_Your objective_. Select every line containing the word "this" from the material, and copy those lines.

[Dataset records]

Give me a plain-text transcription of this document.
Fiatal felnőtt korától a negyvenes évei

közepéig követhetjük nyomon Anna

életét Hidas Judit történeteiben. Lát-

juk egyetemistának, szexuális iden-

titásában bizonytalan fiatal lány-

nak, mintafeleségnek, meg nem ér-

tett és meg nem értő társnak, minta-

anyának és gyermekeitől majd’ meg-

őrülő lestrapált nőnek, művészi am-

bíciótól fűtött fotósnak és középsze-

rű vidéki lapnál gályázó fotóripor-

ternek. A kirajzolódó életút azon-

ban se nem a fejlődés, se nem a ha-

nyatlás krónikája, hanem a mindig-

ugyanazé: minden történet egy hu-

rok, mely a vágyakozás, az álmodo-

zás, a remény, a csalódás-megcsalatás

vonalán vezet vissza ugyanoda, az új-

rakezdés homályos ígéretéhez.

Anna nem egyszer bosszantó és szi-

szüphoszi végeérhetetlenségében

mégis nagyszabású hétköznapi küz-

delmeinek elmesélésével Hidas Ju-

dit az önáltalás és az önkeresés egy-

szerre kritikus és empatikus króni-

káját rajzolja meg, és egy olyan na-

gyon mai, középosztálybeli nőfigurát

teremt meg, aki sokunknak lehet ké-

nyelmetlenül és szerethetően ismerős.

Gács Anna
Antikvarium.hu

---

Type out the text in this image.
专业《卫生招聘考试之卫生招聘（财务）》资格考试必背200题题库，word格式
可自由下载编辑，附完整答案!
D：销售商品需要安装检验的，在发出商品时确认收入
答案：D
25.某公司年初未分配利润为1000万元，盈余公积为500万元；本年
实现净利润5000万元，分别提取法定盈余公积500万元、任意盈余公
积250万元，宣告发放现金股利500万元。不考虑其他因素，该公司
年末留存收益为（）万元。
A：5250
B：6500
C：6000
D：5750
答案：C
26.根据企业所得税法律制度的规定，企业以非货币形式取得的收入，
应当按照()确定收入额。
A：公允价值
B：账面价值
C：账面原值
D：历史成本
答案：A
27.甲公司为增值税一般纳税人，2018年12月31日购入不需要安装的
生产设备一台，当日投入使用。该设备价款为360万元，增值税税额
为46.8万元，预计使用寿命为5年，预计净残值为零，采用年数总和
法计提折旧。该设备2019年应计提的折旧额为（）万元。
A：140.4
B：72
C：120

_Full response_.
Give me a plain-text transcription of this document.
Type out the text in this image.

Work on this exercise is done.